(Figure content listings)
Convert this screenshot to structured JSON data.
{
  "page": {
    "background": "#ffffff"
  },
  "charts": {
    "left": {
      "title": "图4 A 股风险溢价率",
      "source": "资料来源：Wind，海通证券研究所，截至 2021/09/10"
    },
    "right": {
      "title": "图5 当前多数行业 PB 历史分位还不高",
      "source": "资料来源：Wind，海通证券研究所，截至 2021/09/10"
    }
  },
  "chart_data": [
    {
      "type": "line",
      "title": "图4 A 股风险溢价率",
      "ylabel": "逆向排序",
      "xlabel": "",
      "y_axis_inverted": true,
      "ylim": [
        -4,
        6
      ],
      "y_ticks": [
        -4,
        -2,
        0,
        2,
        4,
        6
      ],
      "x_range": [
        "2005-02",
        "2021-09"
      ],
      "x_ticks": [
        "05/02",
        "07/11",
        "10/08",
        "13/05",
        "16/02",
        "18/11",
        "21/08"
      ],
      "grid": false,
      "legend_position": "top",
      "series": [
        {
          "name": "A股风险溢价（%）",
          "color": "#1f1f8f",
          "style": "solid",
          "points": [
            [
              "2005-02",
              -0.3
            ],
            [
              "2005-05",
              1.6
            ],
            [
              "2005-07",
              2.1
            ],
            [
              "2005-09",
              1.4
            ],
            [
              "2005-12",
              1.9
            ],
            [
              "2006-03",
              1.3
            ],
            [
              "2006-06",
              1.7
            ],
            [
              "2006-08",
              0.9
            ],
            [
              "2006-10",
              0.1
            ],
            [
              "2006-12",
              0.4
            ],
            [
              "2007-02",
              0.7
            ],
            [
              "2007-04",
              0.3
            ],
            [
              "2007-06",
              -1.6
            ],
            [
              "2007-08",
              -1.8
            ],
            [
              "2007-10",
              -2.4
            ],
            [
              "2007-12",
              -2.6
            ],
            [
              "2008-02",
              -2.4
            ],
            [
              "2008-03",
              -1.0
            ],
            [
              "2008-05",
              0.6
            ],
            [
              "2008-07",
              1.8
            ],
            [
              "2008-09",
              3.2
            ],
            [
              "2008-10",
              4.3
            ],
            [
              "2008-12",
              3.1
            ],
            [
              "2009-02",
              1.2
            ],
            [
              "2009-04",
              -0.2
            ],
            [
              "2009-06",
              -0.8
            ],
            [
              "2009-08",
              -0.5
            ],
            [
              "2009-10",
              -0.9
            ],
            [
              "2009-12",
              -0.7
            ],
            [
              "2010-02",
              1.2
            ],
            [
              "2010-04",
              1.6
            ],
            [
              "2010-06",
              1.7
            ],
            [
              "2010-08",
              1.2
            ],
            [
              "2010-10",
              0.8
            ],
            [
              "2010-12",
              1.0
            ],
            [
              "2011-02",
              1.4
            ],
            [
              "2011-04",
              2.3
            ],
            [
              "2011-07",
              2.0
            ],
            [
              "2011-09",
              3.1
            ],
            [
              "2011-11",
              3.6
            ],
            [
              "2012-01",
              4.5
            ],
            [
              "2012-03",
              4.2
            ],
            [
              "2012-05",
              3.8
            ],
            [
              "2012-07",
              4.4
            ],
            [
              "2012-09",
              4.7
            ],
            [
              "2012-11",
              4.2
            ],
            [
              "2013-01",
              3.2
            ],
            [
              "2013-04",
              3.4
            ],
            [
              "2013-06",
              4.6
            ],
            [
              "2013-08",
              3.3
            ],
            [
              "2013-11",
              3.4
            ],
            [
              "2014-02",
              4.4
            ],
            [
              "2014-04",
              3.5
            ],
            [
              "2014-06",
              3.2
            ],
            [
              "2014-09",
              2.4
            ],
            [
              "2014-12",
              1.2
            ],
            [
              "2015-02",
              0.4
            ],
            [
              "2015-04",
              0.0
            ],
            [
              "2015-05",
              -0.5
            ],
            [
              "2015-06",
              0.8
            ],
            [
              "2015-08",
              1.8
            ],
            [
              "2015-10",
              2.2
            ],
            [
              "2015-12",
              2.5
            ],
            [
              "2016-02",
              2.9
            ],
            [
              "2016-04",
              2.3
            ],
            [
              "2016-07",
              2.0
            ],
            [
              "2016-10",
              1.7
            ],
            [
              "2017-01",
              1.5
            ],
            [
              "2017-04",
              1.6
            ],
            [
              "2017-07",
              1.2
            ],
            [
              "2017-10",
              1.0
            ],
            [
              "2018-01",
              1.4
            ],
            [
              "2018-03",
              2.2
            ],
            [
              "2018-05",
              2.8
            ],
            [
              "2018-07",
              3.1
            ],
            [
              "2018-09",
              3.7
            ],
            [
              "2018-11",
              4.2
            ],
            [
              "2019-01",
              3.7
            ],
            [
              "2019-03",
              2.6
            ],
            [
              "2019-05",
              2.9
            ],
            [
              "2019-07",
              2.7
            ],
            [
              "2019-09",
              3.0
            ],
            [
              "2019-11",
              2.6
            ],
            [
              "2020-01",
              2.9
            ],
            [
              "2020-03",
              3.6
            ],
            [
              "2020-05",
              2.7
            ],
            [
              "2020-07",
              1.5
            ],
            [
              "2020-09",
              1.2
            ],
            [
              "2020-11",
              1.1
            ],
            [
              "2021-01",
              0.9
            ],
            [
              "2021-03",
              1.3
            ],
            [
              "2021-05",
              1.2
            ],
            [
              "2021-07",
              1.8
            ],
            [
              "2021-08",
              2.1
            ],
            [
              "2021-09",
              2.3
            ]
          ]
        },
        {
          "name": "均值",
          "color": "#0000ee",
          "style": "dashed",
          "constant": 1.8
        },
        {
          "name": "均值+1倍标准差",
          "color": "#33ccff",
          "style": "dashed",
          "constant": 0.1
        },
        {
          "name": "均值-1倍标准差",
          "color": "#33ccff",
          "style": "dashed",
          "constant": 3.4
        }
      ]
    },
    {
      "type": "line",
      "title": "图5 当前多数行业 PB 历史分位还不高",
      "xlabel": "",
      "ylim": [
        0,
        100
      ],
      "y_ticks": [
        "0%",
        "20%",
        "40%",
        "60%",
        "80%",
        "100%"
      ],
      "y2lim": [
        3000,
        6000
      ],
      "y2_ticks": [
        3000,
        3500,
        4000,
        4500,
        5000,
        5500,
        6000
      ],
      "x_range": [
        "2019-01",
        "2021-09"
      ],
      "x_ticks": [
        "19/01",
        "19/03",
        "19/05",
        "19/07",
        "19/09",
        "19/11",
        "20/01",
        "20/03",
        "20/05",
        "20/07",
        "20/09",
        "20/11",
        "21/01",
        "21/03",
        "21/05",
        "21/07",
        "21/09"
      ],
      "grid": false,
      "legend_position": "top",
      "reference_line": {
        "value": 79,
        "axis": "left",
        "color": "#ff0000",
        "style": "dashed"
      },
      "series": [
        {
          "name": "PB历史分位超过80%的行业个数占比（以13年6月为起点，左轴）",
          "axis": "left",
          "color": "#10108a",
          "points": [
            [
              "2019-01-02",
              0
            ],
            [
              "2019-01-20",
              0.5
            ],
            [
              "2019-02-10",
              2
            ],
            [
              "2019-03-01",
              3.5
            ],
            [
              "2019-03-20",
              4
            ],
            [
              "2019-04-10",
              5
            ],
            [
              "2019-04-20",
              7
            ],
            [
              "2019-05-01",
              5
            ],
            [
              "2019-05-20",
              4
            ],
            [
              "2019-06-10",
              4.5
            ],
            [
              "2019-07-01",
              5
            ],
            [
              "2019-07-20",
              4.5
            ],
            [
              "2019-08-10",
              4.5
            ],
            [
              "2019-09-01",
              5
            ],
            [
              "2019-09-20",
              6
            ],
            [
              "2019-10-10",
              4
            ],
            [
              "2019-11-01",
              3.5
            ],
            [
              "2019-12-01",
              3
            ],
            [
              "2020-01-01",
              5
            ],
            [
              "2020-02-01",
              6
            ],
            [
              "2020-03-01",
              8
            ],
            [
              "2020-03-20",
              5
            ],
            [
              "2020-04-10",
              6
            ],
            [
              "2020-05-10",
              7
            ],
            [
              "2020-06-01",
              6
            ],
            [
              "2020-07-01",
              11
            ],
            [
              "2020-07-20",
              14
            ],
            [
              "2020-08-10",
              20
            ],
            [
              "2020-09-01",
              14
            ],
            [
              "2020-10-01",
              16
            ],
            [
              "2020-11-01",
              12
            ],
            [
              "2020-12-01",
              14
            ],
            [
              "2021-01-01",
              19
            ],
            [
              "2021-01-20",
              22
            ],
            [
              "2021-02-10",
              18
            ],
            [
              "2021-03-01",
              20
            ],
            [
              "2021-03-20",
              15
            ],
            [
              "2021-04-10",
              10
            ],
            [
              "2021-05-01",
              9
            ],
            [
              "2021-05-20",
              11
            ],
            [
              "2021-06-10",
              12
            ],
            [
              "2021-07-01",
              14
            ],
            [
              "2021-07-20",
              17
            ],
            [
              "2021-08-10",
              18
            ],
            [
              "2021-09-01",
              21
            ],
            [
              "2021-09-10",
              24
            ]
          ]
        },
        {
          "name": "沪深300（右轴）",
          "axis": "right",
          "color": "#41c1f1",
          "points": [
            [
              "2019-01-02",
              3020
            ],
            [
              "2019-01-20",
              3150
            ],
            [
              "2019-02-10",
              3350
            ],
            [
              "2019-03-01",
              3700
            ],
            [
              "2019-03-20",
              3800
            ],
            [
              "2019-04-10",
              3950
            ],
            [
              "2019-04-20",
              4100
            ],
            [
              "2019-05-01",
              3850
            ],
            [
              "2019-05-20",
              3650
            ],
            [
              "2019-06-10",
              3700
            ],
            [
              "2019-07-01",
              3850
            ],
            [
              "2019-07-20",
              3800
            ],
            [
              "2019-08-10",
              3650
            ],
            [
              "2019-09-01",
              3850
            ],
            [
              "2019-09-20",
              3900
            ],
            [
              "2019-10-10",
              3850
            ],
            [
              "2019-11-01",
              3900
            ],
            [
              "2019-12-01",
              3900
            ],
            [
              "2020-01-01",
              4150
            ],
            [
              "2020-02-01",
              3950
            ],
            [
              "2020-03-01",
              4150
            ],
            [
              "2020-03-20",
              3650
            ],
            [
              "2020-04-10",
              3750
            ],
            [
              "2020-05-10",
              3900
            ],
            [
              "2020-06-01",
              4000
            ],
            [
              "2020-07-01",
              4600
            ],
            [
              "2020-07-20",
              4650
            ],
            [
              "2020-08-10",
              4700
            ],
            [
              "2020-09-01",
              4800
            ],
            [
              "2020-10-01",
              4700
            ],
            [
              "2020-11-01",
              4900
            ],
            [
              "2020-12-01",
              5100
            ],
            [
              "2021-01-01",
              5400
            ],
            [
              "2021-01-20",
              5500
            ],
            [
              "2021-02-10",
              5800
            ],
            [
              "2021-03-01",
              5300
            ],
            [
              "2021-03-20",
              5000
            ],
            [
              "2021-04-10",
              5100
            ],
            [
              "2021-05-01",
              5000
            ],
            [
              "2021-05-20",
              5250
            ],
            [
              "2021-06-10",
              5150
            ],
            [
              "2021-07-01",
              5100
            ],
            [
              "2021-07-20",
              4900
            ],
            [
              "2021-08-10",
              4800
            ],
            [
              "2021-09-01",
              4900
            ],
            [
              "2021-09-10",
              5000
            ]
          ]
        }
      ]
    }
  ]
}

- [What to do]
From the entries above, collect every line with the string "name" in it.

- [Reply to the task]
          "name": "A股风险溢价（%）",
          "name": "均值",
          "name": "均值+1倍标准差",
          "name": "均值-1倍标准差",
          "name": "PB历史分位超过80%的行业个数占比（以13年6月为起点，左轴）",
          "name": "沪深300（右轴）",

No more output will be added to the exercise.